__What to produce__: Rewrite the listing from its first line through the line that contains "col-path[interactable]: 路径 (255, 127, 271, 138)", replacing "summary-title" with "totals-heading" and leaving everything else unchanged.

Item position entries:

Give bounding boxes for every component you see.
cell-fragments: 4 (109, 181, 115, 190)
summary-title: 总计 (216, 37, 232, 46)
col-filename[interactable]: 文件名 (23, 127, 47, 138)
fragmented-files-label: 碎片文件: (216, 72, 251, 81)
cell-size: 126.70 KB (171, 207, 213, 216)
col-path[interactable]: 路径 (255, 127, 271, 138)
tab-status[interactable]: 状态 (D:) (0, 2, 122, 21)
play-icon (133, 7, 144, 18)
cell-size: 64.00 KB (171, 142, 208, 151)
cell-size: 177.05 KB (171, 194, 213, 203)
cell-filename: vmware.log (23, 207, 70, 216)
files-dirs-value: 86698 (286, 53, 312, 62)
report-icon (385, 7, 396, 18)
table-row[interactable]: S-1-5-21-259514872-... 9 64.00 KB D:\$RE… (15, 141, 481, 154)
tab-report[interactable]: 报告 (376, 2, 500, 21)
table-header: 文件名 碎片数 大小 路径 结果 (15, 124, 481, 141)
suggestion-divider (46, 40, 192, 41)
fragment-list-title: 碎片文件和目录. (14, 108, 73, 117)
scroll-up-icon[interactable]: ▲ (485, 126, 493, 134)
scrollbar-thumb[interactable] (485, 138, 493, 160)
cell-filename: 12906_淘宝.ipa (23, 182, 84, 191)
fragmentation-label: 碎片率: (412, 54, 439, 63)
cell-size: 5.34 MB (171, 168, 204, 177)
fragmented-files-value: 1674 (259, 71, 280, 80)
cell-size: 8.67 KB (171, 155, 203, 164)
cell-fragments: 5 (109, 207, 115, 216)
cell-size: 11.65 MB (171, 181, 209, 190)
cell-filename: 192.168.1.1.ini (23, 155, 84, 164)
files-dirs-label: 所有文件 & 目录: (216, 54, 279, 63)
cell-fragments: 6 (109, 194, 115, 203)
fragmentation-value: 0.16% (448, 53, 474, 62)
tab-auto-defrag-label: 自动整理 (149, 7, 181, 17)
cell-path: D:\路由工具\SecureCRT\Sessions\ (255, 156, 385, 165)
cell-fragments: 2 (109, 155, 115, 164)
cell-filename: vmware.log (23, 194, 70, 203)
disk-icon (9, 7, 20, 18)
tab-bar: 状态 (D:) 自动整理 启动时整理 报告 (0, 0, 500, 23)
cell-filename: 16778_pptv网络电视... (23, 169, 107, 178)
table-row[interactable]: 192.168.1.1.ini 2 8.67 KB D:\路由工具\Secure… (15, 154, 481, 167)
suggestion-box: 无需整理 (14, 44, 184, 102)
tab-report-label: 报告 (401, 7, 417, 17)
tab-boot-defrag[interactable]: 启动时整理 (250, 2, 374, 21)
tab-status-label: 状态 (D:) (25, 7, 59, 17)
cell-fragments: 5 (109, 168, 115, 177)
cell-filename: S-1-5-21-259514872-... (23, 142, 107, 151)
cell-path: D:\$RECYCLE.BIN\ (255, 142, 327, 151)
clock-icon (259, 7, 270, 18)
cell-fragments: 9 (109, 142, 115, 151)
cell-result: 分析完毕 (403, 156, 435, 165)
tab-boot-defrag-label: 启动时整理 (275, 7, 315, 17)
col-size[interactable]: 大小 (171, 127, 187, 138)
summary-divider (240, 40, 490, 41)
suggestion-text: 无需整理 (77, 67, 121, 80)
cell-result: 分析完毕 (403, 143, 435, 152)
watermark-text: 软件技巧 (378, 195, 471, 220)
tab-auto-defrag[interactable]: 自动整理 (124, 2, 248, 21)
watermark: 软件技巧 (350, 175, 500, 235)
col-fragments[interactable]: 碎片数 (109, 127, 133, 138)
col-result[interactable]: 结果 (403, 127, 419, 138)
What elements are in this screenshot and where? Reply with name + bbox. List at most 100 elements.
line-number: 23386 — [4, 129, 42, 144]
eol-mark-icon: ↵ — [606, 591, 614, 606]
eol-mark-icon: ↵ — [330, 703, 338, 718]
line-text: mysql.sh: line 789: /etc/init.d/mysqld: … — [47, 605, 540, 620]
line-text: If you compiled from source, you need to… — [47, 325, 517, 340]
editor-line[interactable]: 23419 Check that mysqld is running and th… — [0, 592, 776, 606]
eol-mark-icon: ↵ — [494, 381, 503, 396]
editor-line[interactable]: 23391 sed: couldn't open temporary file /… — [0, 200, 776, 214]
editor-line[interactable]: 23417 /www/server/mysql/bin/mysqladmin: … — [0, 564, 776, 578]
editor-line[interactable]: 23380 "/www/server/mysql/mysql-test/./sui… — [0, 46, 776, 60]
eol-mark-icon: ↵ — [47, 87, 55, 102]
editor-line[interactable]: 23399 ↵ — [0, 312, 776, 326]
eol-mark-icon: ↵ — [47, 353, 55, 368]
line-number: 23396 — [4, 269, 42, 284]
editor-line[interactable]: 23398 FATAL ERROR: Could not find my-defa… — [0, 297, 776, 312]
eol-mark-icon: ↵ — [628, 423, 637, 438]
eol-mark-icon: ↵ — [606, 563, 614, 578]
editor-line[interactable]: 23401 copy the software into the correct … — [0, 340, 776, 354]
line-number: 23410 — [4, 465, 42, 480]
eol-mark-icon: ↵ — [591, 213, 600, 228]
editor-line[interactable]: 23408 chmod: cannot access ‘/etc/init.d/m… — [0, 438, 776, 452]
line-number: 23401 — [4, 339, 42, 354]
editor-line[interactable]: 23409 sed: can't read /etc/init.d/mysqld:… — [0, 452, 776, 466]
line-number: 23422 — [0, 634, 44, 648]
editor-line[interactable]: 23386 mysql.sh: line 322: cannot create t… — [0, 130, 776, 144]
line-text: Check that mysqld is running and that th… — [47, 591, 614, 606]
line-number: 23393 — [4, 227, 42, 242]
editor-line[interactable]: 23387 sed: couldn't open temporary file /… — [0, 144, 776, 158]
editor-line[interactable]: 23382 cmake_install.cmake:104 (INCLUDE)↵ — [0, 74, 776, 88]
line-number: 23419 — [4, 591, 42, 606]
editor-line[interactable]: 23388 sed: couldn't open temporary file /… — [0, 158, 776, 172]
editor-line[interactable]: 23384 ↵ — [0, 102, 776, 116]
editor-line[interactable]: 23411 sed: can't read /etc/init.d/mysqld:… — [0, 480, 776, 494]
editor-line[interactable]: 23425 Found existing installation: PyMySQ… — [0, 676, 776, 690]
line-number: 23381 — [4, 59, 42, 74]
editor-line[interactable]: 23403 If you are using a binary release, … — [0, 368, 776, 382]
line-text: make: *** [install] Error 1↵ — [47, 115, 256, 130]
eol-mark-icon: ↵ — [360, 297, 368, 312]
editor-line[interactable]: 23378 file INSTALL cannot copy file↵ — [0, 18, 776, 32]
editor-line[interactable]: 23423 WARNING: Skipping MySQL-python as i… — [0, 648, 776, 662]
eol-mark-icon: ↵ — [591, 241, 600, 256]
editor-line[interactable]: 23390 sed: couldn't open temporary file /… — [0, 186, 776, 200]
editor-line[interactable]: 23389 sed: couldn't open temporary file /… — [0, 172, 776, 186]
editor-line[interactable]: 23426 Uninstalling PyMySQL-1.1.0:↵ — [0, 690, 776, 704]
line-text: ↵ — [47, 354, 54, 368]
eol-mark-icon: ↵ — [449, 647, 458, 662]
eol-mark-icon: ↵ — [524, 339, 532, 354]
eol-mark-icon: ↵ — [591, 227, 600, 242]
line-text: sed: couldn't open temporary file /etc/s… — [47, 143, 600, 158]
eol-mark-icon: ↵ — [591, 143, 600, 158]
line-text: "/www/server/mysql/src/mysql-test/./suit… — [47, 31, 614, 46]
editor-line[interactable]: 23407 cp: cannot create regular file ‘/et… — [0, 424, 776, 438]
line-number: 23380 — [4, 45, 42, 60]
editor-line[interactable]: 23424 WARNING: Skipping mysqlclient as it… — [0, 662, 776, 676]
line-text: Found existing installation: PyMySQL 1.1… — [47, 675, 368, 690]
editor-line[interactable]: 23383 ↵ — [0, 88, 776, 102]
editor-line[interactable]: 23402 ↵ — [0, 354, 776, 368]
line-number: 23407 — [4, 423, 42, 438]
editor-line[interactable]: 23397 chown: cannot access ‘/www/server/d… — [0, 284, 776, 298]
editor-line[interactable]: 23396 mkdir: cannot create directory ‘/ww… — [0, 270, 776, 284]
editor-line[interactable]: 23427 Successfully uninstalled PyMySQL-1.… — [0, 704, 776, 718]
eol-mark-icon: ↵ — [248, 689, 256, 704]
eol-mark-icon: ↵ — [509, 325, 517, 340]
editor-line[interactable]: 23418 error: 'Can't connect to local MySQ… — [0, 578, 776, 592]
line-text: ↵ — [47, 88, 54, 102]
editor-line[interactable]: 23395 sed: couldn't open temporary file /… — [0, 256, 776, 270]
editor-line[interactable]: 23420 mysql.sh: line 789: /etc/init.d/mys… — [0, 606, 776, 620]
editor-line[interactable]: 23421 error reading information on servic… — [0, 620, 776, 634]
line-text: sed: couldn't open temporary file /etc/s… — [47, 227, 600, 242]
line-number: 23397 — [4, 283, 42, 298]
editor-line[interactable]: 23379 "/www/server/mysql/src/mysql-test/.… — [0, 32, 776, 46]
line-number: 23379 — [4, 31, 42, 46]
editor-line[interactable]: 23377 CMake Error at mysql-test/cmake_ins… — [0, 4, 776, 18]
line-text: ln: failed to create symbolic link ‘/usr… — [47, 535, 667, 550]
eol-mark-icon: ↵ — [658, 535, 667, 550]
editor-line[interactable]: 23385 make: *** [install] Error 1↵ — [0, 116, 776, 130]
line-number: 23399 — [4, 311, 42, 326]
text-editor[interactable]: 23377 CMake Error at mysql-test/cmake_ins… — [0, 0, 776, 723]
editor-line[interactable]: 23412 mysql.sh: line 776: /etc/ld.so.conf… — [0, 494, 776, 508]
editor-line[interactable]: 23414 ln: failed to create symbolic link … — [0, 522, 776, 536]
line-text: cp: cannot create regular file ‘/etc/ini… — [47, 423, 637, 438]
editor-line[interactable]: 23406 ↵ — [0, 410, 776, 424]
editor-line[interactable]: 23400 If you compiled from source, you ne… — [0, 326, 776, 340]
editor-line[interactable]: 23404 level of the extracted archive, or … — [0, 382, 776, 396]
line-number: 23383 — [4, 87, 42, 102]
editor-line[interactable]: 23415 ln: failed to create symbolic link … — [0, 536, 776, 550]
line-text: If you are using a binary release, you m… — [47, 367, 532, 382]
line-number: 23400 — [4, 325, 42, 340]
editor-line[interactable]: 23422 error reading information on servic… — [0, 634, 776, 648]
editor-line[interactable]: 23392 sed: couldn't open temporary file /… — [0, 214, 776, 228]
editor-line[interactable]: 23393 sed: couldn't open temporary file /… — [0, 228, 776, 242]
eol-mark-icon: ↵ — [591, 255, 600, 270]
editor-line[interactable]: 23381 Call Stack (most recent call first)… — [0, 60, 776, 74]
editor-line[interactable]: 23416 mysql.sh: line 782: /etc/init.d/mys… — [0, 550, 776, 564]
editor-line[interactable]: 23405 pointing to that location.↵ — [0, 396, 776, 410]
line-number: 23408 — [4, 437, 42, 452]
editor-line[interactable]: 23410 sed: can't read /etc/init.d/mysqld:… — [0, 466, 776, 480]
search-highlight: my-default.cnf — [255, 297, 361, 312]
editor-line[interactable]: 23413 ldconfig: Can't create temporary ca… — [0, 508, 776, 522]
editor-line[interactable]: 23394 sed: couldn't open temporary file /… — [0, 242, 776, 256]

__Answer in full__:
Give bounding boxes for every component you see.
cell-fragments: 4 (109, 181, 115, 190)
totals-heading: 总计 (216, 37, 232, 46)
col-filename[interactable]: 文件名 (23, 127, 47, 138)
fragmented-files-label: 碎片文件: (216, 72, 251, 81)
cell-size: 126.70 KB (171, 207, 213, 216)
col-path[interactable]: 路径 (255, 127, 271, 138)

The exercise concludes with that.